**WRITTEN TASK**: Would you quote every entry exactly, dropping only the pictures?

**THE INPUT**:
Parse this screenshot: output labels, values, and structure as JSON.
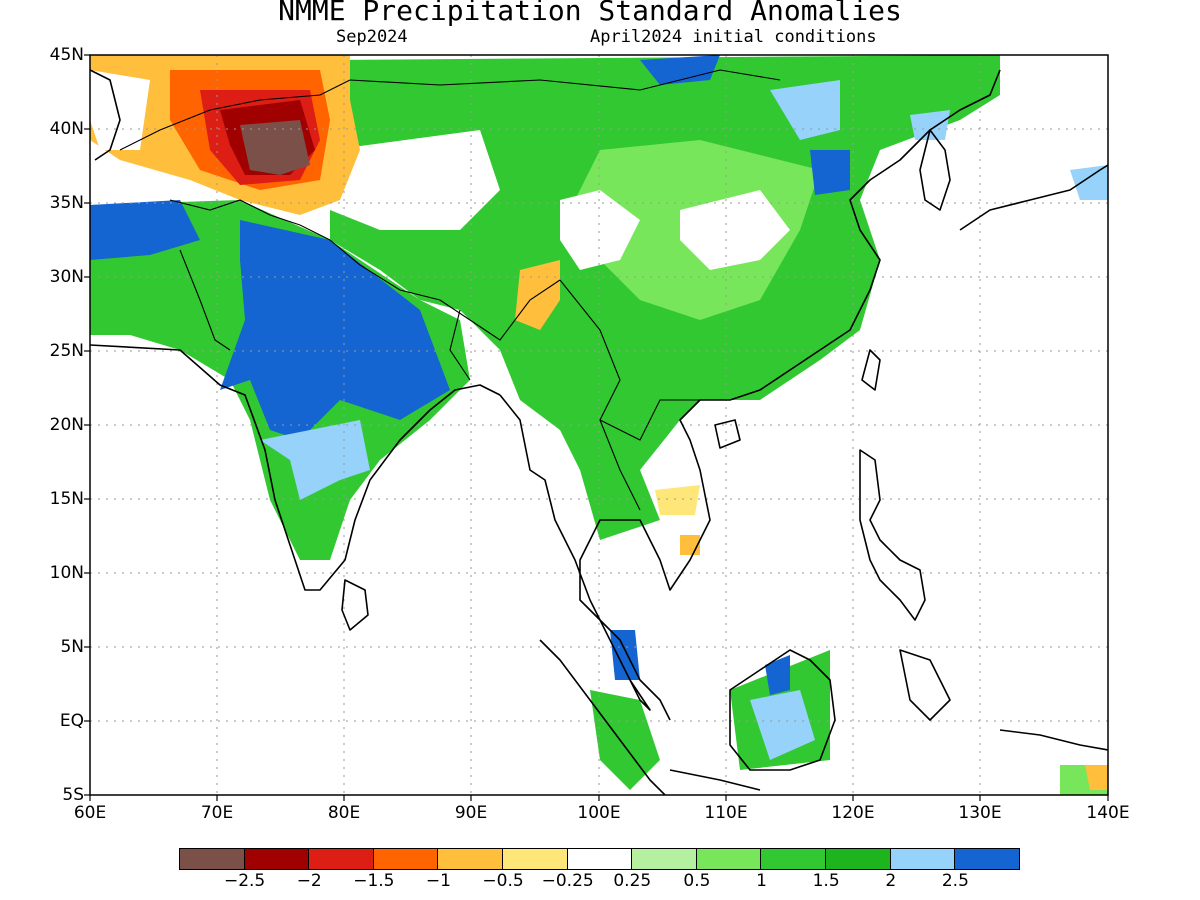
{
  "header": {
    "title": "NMME Precipitation Standard Anomalies",
    "target_month": "Sep2024",
    "initial_conditions": "April2024 initial conditions"
  },
  "axes": {
    "lat_labels": [
      "45N",
      "40N",
      "35N",
      "30N",
      "25N",
      "20N",
      "15N",
      "10N",
      "5N",
      "EQ",
      "5S"
    ],
    "lon_labels": [
      "60E",
      "70E",
      "80E",
      "90E",
      "100E",
      "110E",
      "120E",
      "130E",
      "140E"
    ],
    "lat_range": [
      -5,
      45
    ],
    "lon_range": [
      60,
      140
    ],
    "grid": true
  },
  "colorbar": {
    "colors": [
      "#7a5048",
      "#a00000",
      "#dc1e14",
      "#ff6400",
      "#ffbe3c",
      "#ffe678",
      "#ffffff",
      "#b4f0a0",
      "#78e65a",
      "#32c832",
      "#1eb41e",
      "#96d2fa",
      "#1464d2"
    ],
    "labels": [
      "-2.5",
      "-2",
      "-1.5",
      "-1",
      "-0.5",
      "-0.25",
      "0.25",
      "0.5",
      "1",
      "1.5",
      "2",
      "2.5"
    ]
  },
  "chart_data": {
    "type": "heatmap",
    "title": "NMME Precipitation Standard Anomalies",
    "subtitle": "Sep2024 April2024 initial conditions",
    "x_range": [
      60,
      140
    ],
    "y_range": [
      -5,
      45
    ],
    "color_levels": [
      -2.5,
      -2,
      -1.5,
      -1,
      -0.5,
      -0.25,
      0.25,
      0.5,
      1,
      1.5,
      2,
      2.5
    ],
    "regions": [
      {
        "area": "Central Asia near 37N 74E",
        "anomaly": -2.5
      },
      {
        "area": "Central Asia near 40N 74E",
        "anomaly": -2
      },
      {
        "area": "Afghanistan/Tajikistan region",
        "anomaly": -1
      },
      {
        "area": "Pakistan and NW India near 33N 65E",
        "anomaly": 2.5
      },
      {
        "area": "Central and NW India",
        "anomaly": 2.5
      },
      {
        "area": "Eastern Tibet / China interior",
        "anomaly": 1.5
      },
      {
        "area": "Central China near 32N 110E",
        "anomaly": 0.25
      },
      {
        "area": "Southern China",
        "anomaly": 1.5
      },
      {
        "area": "Indochina",
        "anomaly": 1
      },
      {
        "area": "Cambodia near 13N 106E",
        "anomaly": -0.5
      },
      {
        "area": "Borneo",
        "anomaly": 2
      },
      {
        "area": "Malay Peninsula near 4N 103E",
        "anomaly": 2.5
      },
      {
        "area": "Mongolia near 44N 105E",
        "anomaly": 2.5
      },
      {
        "area": "NE China near 38N 115E",
        "anomaly": 2.5
      }
    ]
  }
}
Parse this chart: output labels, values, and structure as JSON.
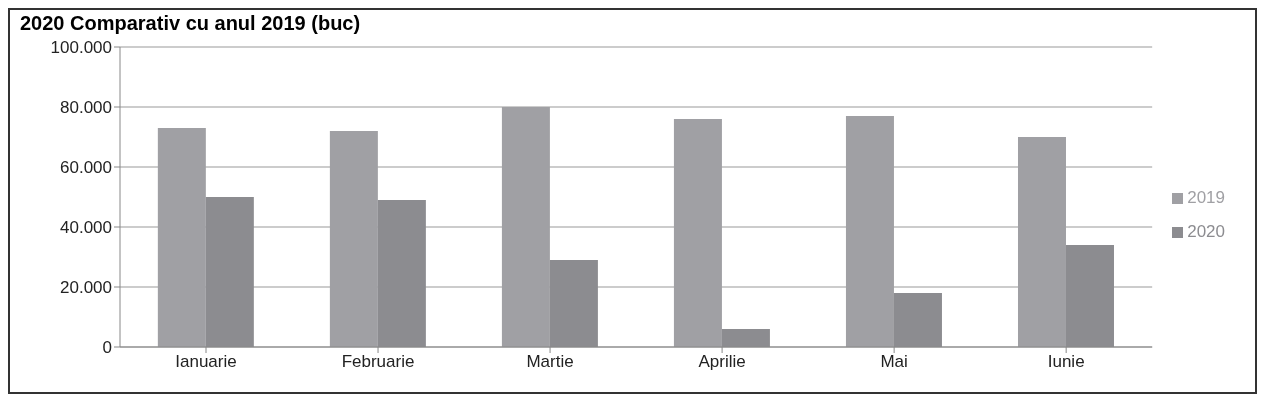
{
  "chart_data": {
    "type": "bar",
    "title": "2020 Comparativ cu anul 2019 (buc)",
    "categories": [
      "Ianuarie",
      "Februarie",
      "Martie",
      "Aprilie",
      "Mai",
      "Iunie"
    ],
    "series": [
      {
        "name": "2019",
        "color": "#a0a0a4",
        "values": [
          73000,
          72000,
          80000,
          76000,
          77000,
          70000
        ]
      },
      {
        "name": "2020",
        "color": "#8c8c90",
        "values": [
          50000,
          49000,
          29000,
          6000,
          18000,
          34000
        ]
      }
    ],
    "ylim": [
      0,
      100000
    ],
    "yticks": [
      {
        "value": 0,
        "label": "0"
      },
      {
        "value": 20000,
        "label": "20.000"
      },
      {
        "value": 40000,
        "label": "40.000"
      },
      {
        "value": 60000,
        "label": "60.000"
      },
      {
        "value": 80000,
        "label": "80.000"
      },
      {
        "value": 100000,
        "label": "100.000"
      }
    ],
    "grid": "y",
    "legend": "right"
  }
}
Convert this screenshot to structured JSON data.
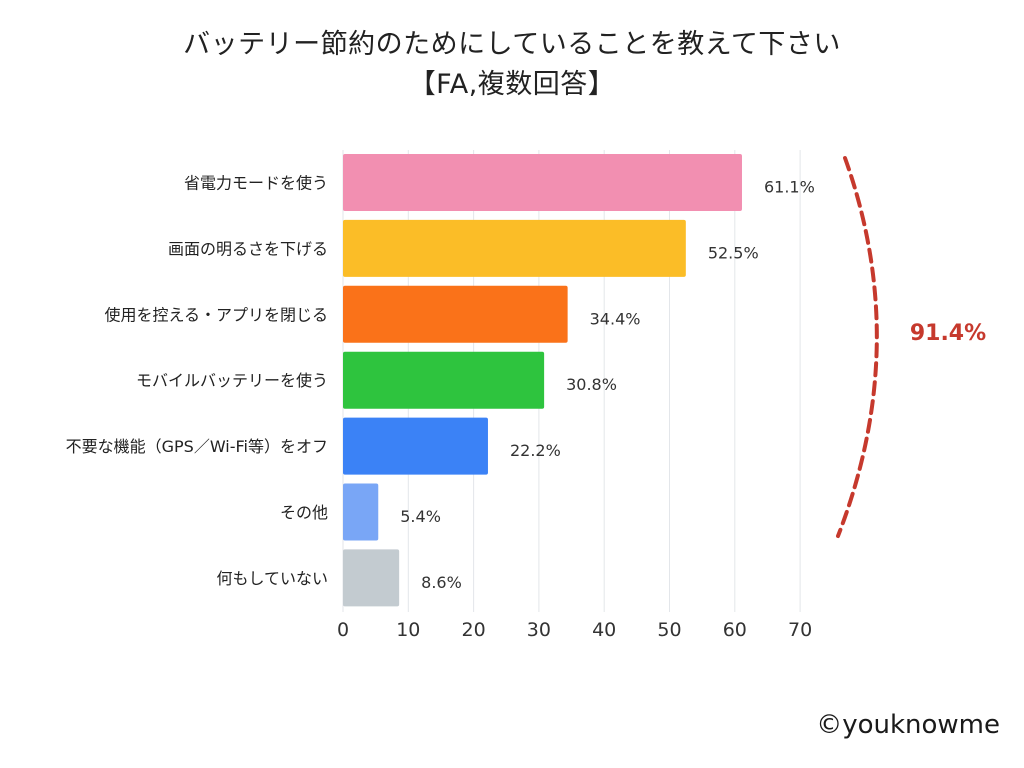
{
  "title_line_1": "バッテリー節約のためにしていることを教えて下さい",
  "title_line_2": "【FA,複数回答】",
  "credit": "©youknowme",
  "chart_data": {
    "type": "bar",
    "orientation": "horizontal",
    "title": "バッテリー節約のためにしていることを教えて下さい【FA,複数回答】",
    "categories": [
      "省電力モードを使う",
      "画面の明るさを下げる",
      "使用を控える・アプリを閉じる",
      "モバイルバッテリーを使う",
      "不要な機能（GPS／Wi-Fi等）をオフ",
      "その他",
      "何もしていない"
    ],
    "values": [
      61.1,
      52.5,
      34.4,
      30.8,
      22.2,
      5.4,
      8.6
    ],
    "value_labels": [
      "61.1%",
      "52.5%",
      "34.4%",
      "30.8%",
      "22.2%",
      "5.4%",
      "8.6%"
    ],
    "colors": [
      "#f28fb1",
      "#fbbd27",
      "#fa7219",
      "#2ec43e",
      "#3b82f6",
      "#79a6f6",
      "#c3cbd0"
    ],
    "x_ticks": [
      0,
      10,
      20,
      30,
      40,
      50,
      60,
      70
    ],
    "xlim": [
      0,
      70
    ],
    "grid": "vertical",
    "bracket_label": "91.4%",
    "bracket_color": "#c6392d",
    "xlabel": "",
    "ylabel": ""
  }
}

**CORRECT OUTPUT**:
Parse this screenshot: output labels, values, and structure as JSON.
{
  "header": {
    "title": "NMME Precipitation Standard Anomalies",
    "target_month": "Sep2024",
    "initial_conditions": "April2024 initial conditions"
  },
  "axes": {
    "lat_labels": [
      "45N",
      "40N",
      "35N",
      "30N",
      "25N",
      "20N",
      "15N",
      "10N",
      "5N",
      "EQ",
      "5S"
    ],
    "lon_labels": [
      "60E",
      "70E",
      "80E",
      "90E",
      "100E",
      "110E",
      "120E",
      "130E",
      "140E"
    ],
    "lat_range": [
      -5,
      45
    ],
    "lon_range": [
      60,
      140
    ],
    "grid": true
  },
  "colorbar": {
    "colors": [
      "#7a5048",
      "#a00000",
      "#dc1e14",
      "#ff6400",
      "#ffbe3c",
      "#ffe678",
      "#ffffff",
      "#b4f0a0",
      "#78e65a",
      "#32c832",
      "#1eb41e",
      "#96d2fa",
      "#1464d2"
    ],
    "labels": [
      "-2.5",
      "-2",
      "-1.5",
      "-1",
      "-0.5",
      "-0.25",
      "0.25",
      "0.5",
      "1",
      "1.5",
      "2",
      "2.5"
    ]
  },
  "chart_data": {
    "type": "heatmap",
    "title": "NMME Precipitation Standard Anomalies",
    "subtitle": "Sep2024 April2024 initial conditions",
    "x_range": [
      60,
      140
    ],
    "y_range": [
      -5,
      45
    ],
    "color_levels": [
      -2.5,
      -2,
      -1.5,
      -1,
      -0.5,
      -0.25,
      0.25,
      0.5,
      1,
      1.5,
      2,
      2.5
    ],
    "regions": [
      {
        "area": "Central Asia near 37N 74E",
        "anomaly": -2.5
      },
      {
        "area": "Central Asia near 40N 74E",
        "anomaly": -2
      },
      {
        "area": "Afghanistan/Tajikistan region",
        "anomaly": -1
      },
      {
        "area": "Pakistan and NW India near 33N 65E",
        "anomaly": 2.5
      },
      {
        "area": "Central and NW India",
        "anomaly": 2.5
      },
      {
        "area": "Eastern Tibet / China interior",
        "anomaly": 1.5
      },
      {
        "area": "Central China near 32N 110E",
        "anomaly": 0.25
      },
      {
        "area": "Southern China",
        "anomaly": 1.5
      },
      {
        "area": "Indochina",
        "anomaly": 1
      },
      {
        "area": "Cambodia near 13N 106E",
        "anomaly": -0.5
      },
      {
        "area": "Borneo",
        "anomaly": 2
      },
      {
        "area": "Malay Peninsula near 4N 103E",
        "anomaly": 2.5
      },
      {
        "area": "Mongolia near 44N 105E",
        "anomaly": 2.5
      },
      {
        "area": "NE China near 38N 115E",
        "anomaly": 2.5
      }
    ]
  }
}
Parse this chart: output labels, values, and structure as JSON.
{
  "chart_data": {
    "type": "bar",
    "title": "2020 Comparativ cu anul 2019 (buc)",
    "categories": [
      "Ianuarie",
      "Februarie",
      "Martie",
      "Aprilie",
      "Mai",
      "Iunie"
    ],
    "series": [
      {
        "name": "2019",
        "color": "#a0a0a4",
        "values": [
          73000,
          72000,
          80000,
          76000,
          77000,
          70000
        ]
      },
      {
        "name": "2020",
        "color": "#8c8c90",
        "values": [
          50000,
          49000,
          29000,
          6000,
          18000,
          34000
        ]
      }
    ],
    "ylim": [
      0,
      100000
    ],
    "yticks": [
      {
        "value": 0,
        "label": "0"
      },
      {
        "value": 20000,
        "label": "20.000"
      },
      {
        "value": 40000,
        "label": "40.000"
      },
      {
        "value": 60000,
        "label": "60.000"
      },
      {
        "value": 80000,
        "label": "80.000"
      },
      {
        "value": 100000,
        "label": "100.000"
      }
    ],
    "grid": "y",
    "legend": "right"
  }
}
Convert this screenshot to structured JSON data.
{
  "title_line_1": "バッテリー節約のためにしていることを教えて下さい",
  "title_line_2": "【FA,複数回答】",
  "credit": "©youknowme",
  "chart_data": {
    "type": "bar",
    "orientation": "horizontal",
    "title": "バッテリー節約のためにしていることを教えて下さい【FA,複数回答】",
    "categories": [
      "省電力モードを使う",
      "画面の明るさを下げる",
      "使用を控える・アプリを閉じる",
      "モバイルバッテリーを使う",
      "不要な機能（GPS／Wi-Fi等）をオフ",
      "その他",
      "何もしていない"
    ],
    "values": [
      61.1,
      52.5,
      34.4,
      30.8,
      22.2,
      5.4,
      8.6
    ],
    "value_labels": [
      "61.1%",
      "52.5%",
      "34.4%",
      "30.8%",
      "22.2%",
      "5.4%",
      "8.6%"
    ],
    "colors": [
      "#f28fb1",
      "#fbbd27",
      "#fa7219",
      "#2ec43e",
      "#3b82f6",
      "#79a6f6",
      "#c3cbd0"
    ],
    "x_ticks": [
      0,
      10,
      20,
      30,
      40,
      50,
      60,
      70
    ],
    "xlim": [
      0,
      70
    ],
    "grid": "vertical",
    "bracket_label": "91.4%",
    "bracket_color": "#c6392d",
    "xlabel": "",
    "ylabel": ""
  }
}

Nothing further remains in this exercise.